→ **OBJECTIVE**
Omit the images, then output each of the records below exactly.

Lines of data
>> Begin
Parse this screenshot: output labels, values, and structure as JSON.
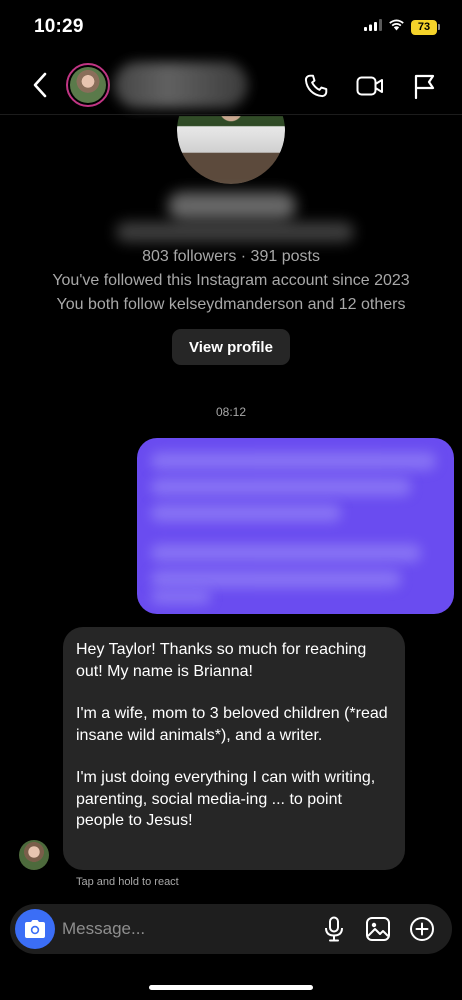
{
  "status_bar": {
    "time": "10:29",
    "battery": "73",
    "icons": [
      "signal-icon",
      "wifi-icon",
      "battery-icon"
    ],
    "battery_color": "#f5d32a"
  },
  "header": {
    "icons": [
      "chevron-left-icon",
      "phone-icon",
      "video-icon",
      "flag-icon"
    ],
    "ring_color": "#c13584"
  },
  "profile": {
    "stats": "803 followers · 391 posts",
    "followed_since": "You've followed this Instagram account since 2023",
    "mutual": "You both follow kelseydmanderson and 12 others",
    "view_profile_label": "View profile"
  },
  "thread": {
    "timestamp": "08:12",
    "sent_bubble_color": "#6a4cf0",
    "received_message": {
      "paragraphs": [
        "Hey Taylor! Thanks so much for reaching out! My name is Brianna!",
        "I'm a wife, mom to 3 beloved children (*read insane wild animals*), and a writer.",
        "I'm just doing everything I can with writing, parenting, social media-ing ... to point people to Jesus!"
      ]
    },
    "react_hint": "Tap and hold to react"
  },
  "composer": {
    "placeholder": "Message...",
    "icons": [
      "camera-icon",
      "microphone-icon",
      "image-icon",
      "plus-circle-icon"
    ],
    "camera_color": "#3b6ef6"
  }
}
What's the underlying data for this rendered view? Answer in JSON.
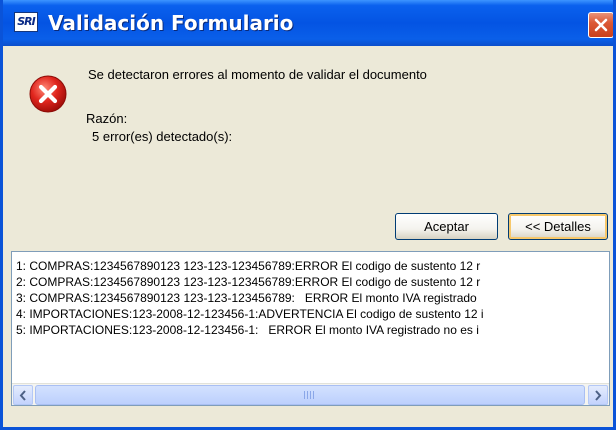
{
  "window": {
    "title": "Validación Formulario",
    "app_icon": "SRI",
    "close_icon": "close-icon"
  },
  "message": {
    "main": "Se detectaron errores al momento de validar el documento",
    "reason_label": "Razón:",
    "reason_text": "5 error(es) detectado(s):",
    "icon": "error-icon"
  },
  "buttons": {
    "accept": "Aceptar",
    "details": "<< Detalles"
  },
  "details": {
    "lines": [
      "1: COMPRAS:1234567890123 123-123-123456789:ERROR El codigo de sustento 12 r",
      "2: COMPRAS:1234567890123 123-123-123456789:ERROR El codigo de sustento 12 r",
      "3: COMPRAS:1234567890123 123-123-123456789:   ERROR El monto IVA registrado",
      "4: IMPORTACIONES:123-2008-12-123456-1:ADVERTENCIA El codigo de sustento 12 i",
      "5: IMPORTACIONES:123-2008-12-123456-1:   ERROR El monto IVA registrado no es i"
    ]
  },
  "colors": {
    "titlebar": "#0454e3",
    "window_bg": "#ece9d8",
    "error_red": "#e0261e"
  }
}
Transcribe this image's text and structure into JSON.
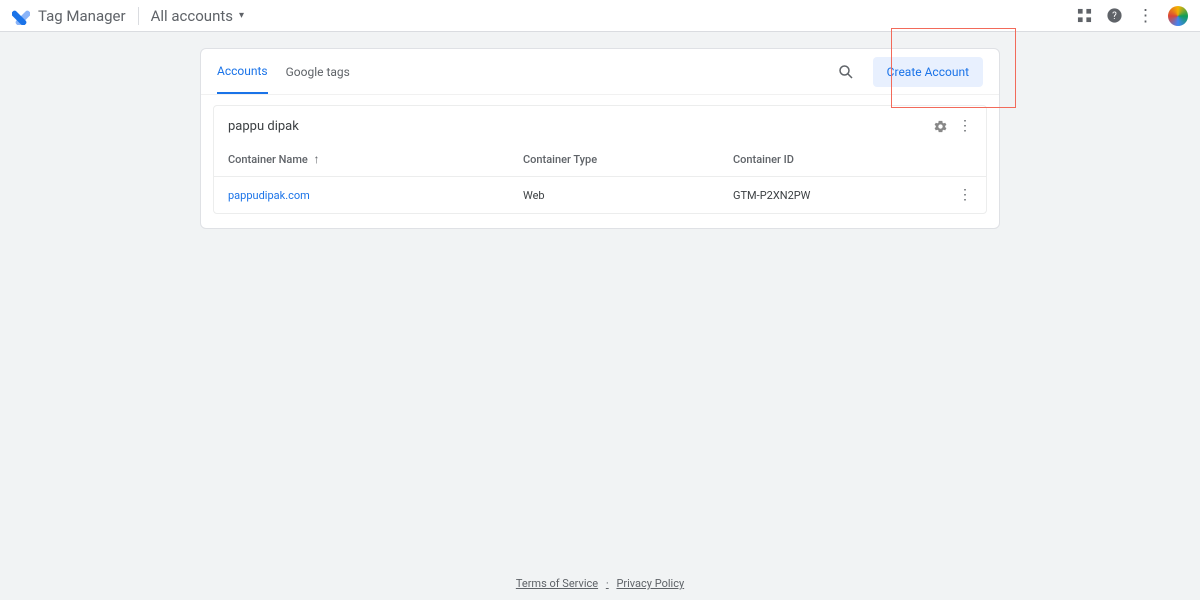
{
  "header": {
    "product_name": "Tag Manager",
    "account_selector_label": "All accounts"
  },
  "tabs": {
    "accounts": "Accounts",
    "google_tags": "Google tags"
  },
  "actions": {
    "create_account": "Create Account"
  },
  "account": {
    "name": "pappu dipak",
    "columns": {
      "name": "Container Name",
      "type": "Container Type",
      "id": "Container ID"
    },
    "rows": [
      {
        "name": "pappudipak.com",
        "type": "Web",
        "id": "GTM-P2XN2PW"
      }
    ]
  },
  "footer": {
    "tos": "Terms of Service",
    "privacy": "Privacy Policy",
    "sep": "·"
  }
}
>> End
→ **OUTPUT FOR THIS TASK**
Parse this screenshot: output labels, values, and structure as JSON.
{
  "status_bar": {
    "time": "10:29",
    "battery": "73",
    "icons": [
      "signal-icon",
      "wifi-icon",
      "battery-icon"
    ],
    "battery_color": "#f5d32a"
  },
  "header": {
    "icons": [
      "chevron-left-icon",
      "phone-icon",
      "video-icon",
      "flag-icon"
    ],
    "ring_color": "#c13584"
  },
  "profile": {
    "stats": "803 followers · 391 posts",
    "followed_since": "You've followed this Instagram account since 2023",
    "mutual": "You both follow kelseydmanderson and 12 others",
    "view_profile_label": "View profile"
  },
  "thread": {
    "timestamp": "08:12",
    "sent_bubble_color": "#6a4cf0",
    "received_message": {
      "paragraphs": [
        "Hey Taylor! Thanks so much for reaching out! My name is Brianna!",
        "I'm a wife, mom to 3 beloved children (*read insane wild animals*), and a writer.",
        "I'm just doing everything I can with writing, parenting, social media-ing ... to point people to Jesus!"
      ]
    },
    "react_hint": "Tap and hold to react"
  },
  "composer": {
    "placeholder": "Message...",
    "icons": [
      "camera-icon",
      "microphone-icon",
      "image-icon",
      "plus-circle-icon"
    ],
    "camera_color": "#3b6ef6"
  }
}
What's the underlying data for this rendered view? Answer in JSON.
{
  "window": {
    "title": "Validación Formulario",
    "app_icon": "SRI",
    "close_icon": "close-icon"
  },
  "message": {
    "main": "Se detectaron errores al momento de validar el documento",
    "reason_label": "Razón:",
    "reason_text": "5 error(es) detectado(s):",
    "icon": "error-icon"
  },
  "buttons": {
    "accept": "Aceptar",
    "details": "<< Detalles"
  },
  "details": {
    "lines": [
      "1: COMPRAS:1234567890123 123-123-123456789:ERROR El codigo de sustento 12 r",
      "2: COMPRAS:1234567890123 123-123-123456789:ERROR El codigo de sustento 12 r",
      "3: COMPRAS:1234567890123 123-123-123456789:   ERROR El monto IVA registrado",
      "4: IMPORTACIONES:123-2008-12-123456-1:ADVERTENCIA El codigo de sustento 12 i",
      "5: IMPORTACIONES:123-2008-12-123456-1:   ERROR El monto IVA registrado no es i"
    ]
  },
  "colors": {
    "titlebar": "#0454e3",
    "window_bg": "#ece9d8",
    "error_red": "#e0261e"
  }
}
Transcribe this image's text and structure into JSON.
{
  "header": {
    "product_name": "Tag Manager",
    "account_selector_label": "All accounts"
  },
  "tabs": {
    "accounts": "Accounts",
    "google_tags": "Google tags"
  },
  "actions": {
    "create_account": "Create Account"
  },
  "account": {
    "name": "pappu dipak",
    "columns": {
      "name": "Container Name",
      "type": "Container Type",
      "id": "Container ID"
    },
    "rows": [
      {
        "name": "pappudipak.com",
        "type": "Web",
        "id": "GTM-P2XN2PW"
      }
    ]
  },
  "footer": {
    "tos": "Terms of Service",
    "privacy": "Privacy Policy",
    "sep": "·"
  }
}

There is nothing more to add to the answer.